What you are asked to do:
The records are to be restated in their entirety, word for word.

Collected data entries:
* * * * * * * * *

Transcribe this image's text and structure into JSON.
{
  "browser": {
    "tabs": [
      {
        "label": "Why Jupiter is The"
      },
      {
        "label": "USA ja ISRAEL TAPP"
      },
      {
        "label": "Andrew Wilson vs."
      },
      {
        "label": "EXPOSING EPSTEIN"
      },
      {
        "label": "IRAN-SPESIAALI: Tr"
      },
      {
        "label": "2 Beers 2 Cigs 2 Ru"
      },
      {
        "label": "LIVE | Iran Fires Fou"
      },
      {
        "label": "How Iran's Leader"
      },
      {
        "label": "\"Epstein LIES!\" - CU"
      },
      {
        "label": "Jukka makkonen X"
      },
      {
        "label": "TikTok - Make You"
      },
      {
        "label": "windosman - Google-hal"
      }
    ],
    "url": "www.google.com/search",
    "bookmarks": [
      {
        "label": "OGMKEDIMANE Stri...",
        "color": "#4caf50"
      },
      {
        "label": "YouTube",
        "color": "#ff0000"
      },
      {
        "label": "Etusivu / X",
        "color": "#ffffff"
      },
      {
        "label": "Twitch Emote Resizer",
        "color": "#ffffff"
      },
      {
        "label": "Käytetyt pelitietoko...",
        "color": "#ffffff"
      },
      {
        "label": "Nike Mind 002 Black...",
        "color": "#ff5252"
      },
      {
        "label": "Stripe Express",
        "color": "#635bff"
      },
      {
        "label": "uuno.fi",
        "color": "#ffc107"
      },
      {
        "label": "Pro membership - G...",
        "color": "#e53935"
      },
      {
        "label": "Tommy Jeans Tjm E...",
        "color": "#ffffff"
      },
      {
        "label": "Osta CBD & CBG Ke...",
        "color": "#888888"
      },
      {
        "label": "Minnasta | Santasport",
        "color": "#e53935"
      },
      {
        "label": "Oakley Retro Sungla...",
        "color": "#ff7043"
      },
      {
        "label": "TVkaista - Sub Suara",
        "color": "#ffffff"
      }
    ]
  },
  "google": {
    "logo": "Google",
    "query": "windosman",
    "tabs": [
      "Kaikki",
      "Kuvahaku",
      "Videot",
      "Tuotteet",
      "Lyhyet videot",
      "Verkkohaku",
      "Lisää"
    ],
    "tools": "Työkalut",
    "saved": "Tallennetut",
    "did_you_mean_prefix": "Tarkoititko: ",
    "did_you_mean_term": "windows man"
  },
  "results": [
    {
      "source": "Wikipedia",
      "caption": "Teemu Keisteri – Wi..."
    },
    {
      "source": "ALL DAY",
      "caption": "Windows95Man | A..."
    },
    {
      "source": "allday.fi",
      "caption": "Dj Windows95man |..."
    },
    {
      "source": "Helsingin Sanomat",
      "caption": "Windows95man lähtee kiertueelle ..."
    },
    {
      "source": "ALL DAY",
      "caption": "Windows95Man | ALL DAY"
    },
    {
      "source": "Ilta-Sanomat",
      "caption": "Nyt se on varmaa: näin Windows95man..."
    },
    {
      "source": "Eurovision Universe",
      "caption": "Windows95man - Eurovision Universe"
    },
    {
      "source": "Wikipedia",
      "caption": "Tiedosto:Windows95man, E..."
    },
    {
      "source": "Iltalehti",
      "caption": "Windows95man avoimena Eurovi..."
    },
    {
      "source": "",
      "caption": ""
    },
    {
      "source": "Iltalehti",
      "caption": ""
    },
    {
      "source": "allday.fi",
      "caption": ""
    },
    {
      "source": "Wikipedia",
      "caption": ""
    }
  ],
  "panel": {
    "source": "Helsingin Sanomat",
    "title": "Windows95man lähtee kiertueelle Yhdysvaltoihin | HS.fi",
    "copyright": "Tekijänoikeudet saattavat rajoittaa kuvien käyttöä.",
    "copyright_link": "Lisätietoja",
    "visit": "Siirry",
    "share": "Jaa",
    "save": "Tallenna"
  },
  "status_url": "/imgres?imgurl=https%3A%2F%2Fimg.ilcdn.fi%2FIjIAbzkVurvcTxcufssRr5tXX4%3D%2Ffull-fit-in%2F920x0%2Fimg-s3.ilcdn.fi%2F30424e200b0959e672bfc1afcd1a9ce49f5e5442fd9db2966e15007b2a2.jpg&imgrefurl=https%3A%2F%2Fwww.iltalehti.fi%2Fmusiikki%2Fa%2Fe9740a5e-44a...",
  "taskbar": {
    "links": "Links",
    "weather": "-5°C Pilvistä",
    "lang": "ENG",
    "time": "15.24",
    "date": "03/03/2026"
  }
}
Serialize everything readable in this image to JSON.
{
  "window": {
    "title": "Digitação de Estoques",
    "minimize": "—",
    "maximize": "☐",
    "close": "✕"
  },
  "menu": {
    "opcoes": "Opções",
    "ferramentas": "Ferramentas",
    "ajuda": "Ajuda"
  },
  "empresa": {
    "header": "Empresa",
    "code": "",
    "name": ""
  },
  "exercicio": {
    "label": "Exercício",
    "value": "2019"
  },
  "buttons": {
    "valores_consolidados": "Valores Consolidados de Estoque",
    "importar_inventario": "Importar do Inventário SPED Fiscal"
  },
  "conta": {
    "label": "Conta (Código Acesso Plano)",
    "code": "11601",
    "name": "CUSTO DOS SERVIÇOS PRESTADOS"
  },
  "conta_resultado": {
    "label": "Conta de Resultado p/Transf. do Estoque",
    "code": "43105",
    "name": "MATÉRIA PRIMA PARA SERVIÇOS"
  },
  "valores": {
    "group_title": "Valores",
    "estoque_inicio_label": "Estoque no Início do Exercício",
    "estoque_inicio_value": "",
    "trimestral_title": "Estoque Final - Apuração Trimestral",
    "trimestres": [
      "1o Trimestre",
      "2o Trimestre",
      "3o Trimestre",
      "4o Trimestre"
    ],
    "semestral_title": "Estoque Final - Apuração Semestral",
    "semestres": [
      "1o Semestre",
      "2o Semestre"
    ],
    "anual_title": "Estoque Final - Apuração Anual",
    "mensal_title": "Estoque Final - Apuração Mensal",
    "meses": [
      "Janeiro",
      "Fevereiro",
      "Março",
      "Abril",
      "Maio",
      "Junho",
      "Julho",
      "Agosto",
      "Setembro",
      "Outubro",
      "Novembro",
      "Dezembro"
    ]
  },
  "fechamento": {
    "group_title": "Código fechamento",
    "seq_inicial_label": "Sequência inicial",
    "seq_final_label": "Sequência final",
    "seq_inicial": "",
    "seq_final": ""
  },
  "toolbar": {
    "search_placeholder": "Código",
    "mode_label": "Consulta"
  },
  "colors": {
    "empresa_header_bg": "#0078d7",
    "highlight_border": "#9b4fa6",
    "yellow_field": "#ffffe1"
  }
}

* * * * * * * * *

In response:
Transcribe this image's text and structure into JSON.
{
  "browser": {
    "tabs": [
      {
        "label": "Why Jupiter is The"
      },
      {
        "label": "USA ja ISRAEL TAPP"
      },
      {
        "label": "Andrew Wilson vs."
      },
      {
        "label": "EXPOSING EPSTEIN"
      },
      {
        "label": "IRAN-SPESIAALI: Tr"
      },
      {
        "label": "2 Beers 2 Cigs 2 Ru"
      },
      {
        "label": "LIVE | Iran Fires Fou"
      },
      {
        "label": "How Iran's Leader"
      },
      {
        "label": "\"Epstein LIES!\" - CU"
      },
      {
        "label": "Jukka makkonen X"
      },
      {
        "label": "TikTok - Make You"
      },
      {
        "label": "windosman - Google-hal"
      }
    ],
    "url": "www.google.com/search",
    "bookmarks": [
      {
        "label": "OGMKEDIMANE Stri...",
        "color": "#4caf50"
      },
      {
        "label": "YouTube",
        "color": "#ff0000"
      },
      {
        "label": "Etusivu / X",
        "color": "#ffffff"
      },
      {
        "label": "Twitch Emote Resizer",
        "color": "#ffffff"
      },
      {
        "label": "Käytetyt pelitietoko...",
        "color": "#ffffff"
      },
      {
        "label": "Nike Mind 002 Black...",
        "color": "#ff5252"
      },
      {
        "label": "Stripe Express",
        "color": "#635bff"
      },
      {
        "label": "uuno.fi",
        "color": "#ffc107"
      },
      {
        "label": "Pro membership - G...",
        "color": "#e53935"
      },
      {
        "label": "Tommy Jeans Tjm E...",
        "color": "#ffffff"
      },
      {
        "label": "Osta CBD & CBG Ke...",
        "color": "#888888"
      },
      {
        "label": "Minnasta | Santasport",
        "color": "#e53935"
      },
      {
        "label": "Oakley Retro Sungla...",
        "color": "#ff7043"
      },
      {
        "label": "TVkaista - Sub Suara",
        "color": "#ffffff"
      }
    ]
  },
  "google": {
    "logo": "Google",
    "query": "windosman",
    "tabs": [
      "Kaikki",
      "Kuvahaku",
      "Videot",
      "Tuotteet",
      "Lyhyet videot",
      "Verkkohaku",
      "Lisää"
    ],
    "tools": "Työkalut",
    "saved": "Tallennetut",
    "did_you_mean_prefix": "Tarkoititko: ",
    "did_you_mean_term": "windows man"
  },
  "results": [
    {
      "source": "Wikipedia",
      "caption": "Teemu Keisteri – Wi..."
    },
    {
      "source": "ALL DAY",
      "caption": "Windows95Man | A..."
    },
    {
      "source": "allday.fi",
      "caption": "Dj Windows95man |..."
    },
    {
      "source": "Helsingin Sanomat",
      "caption": "Windows95man lähtee kiertueelle ..."
    },
    {
      "source": "ALL DAY",
      "caption": "Windows95Man | ALL DAY"
    },
    {
      "source": "Ilta-Sanomat",
      "caption": "Nyt se on varmaa: näin Windows95man..."
    },
    {
      "source": "Eurovision Universe",
      "caption": "Windows95man - Eurovision Universe"
    },
    {
      "source": "Wikipedia",
      "caption": "Tiedosto:Windows95man, E..."
    },
    {
      "source": "Iltalehti",
      "caption": "Windows95man avoimena Eurovi..."
    },
    {
      "source": "",
      "caption": ""
    },
    {
      "source": "Iltalehti",
      "caption": ""
    },
    {
      "source": "allday.fi",
      "caption": ""
    },
    {
      "source": "Wikipedia",
      "caption": ""
    }
  ],
  "panel": {
    "source": "Helsingin Sanomat",
    "title": "Windows95man lähtee kiertueelle Yhdysvaltoihin | HS.fi",
    "copyright": "Tekijänoikeudet saattavat rajoittaa kuvien käyttöä.",
    "copyright_link": "Lisätietoja",
    "visit": "Siirry",
    "share": "Jaa",
    "save": "Tallenna"
  },
  "status_url": "/imgres?imgurl=https%3A%2F%2Fimg.ilcdn.fi%2FIjIAbzkVurvcTxcufssRr5tXX4%3D%2Ffull-fit-in%2F920x0%2Fimg-s3.ilcdn.fi%2F30424e200b0959e672bfc1afcd1a9ce49f5e5442fd9db2966e15007b2a2.jpg&imgrefurl=https%3A%2F%2Fwww.iltalehti.fi%2Fmusiikki%2Fa%2Fe9740a5e-44a...",
  "taskbar": {
    "links": "Links",
    "weather": "-5°C Pilvistä",
    "lang": "ENG",
    "time": "15.24",
    "date": "03/03/2026"
  }
}
Serialize everything readable in this image to JSON.
{
  "window": {
    "title": "Digitação de Estoques",
    "minimize": "—",
    "maximize": "☐",
    "close": "✕"
  },
  "menu": {
    "opcoes": "Opções",
    "ferramentas": "Ferramentas",
    "ajuda": "Ajuda"
  },
  "empresa": {
    "header": "Empresa",
    "code": "",
    "name": ""
  },
  "exercicio": {
    "label": "Exercício",
    "value": "2019"
  },
  "buttons": {
    "valores_consolidados": "Valores Consolidados de Estoque",
    "importar_inventario": "Importar do Inventário SPED Fiscal"
  },
  "conta": {
    "label": "Conta (Código Acesso Plano)",
    "code": "11601",
    "name": "CUSTO DOS SERVIÇOS PRESTADOS"
  },
  "conta_resultado": {
    "label": "Conta de Resultado p/Transf. do Estoque",
    "code": "43105",
    "name": "MATÉRIA PRIMA PARA SERVIÇOS"
  },
  "valores": {
    "group_title": "Valores",
    "estoque_inicio_label": "Estoque no Início do Exercício",
    "estoque_inicio_value": "",
    "trimestral_title": "Estoque Final - Apuração Trimestral",
    "trimestres": [
      "1o Trimestre",
      "2o Trimestre",
      "3o Trimestre",
      "4o Trimestre"
    ],
    "semestral_title": "Estoque Final - Apuração Semestral",
    "semestres": [
      "1o Semestre",
      "2o Semestre"
    ],
    "anual_title": "Estoque Final - Apuração Anual",
    "mensal_title": "Estoque Final - Apuração Mensal",
    "meses": [
      "Janeiro",
      "Fevereiro",
      "Março",
      "Abril",
      "Maio",
      "Junho",
      "Julho",
      "Agosto",
      "Setembro",
      "Outubro",
      "Novembro",
      "Dezembro"
    ]
  },
  "fechamento": {
    "group_title": "Código fechamento",
    "seq_inicial_label": "Sequência inicial",
    "seq_final_label": "Sequência final",
    "seq_inicial": "",
    "seq_final": ""
  },
  "toolbar": {
    "search_placeholder": "Código",
    "mode_label": "Consulta"
  },
  "colors": {
    "empresa_header_bg": "#0078d7",
    "highlight_border": "#9b4fa6",
    "yellow_field": "#ffffe1"
  }
}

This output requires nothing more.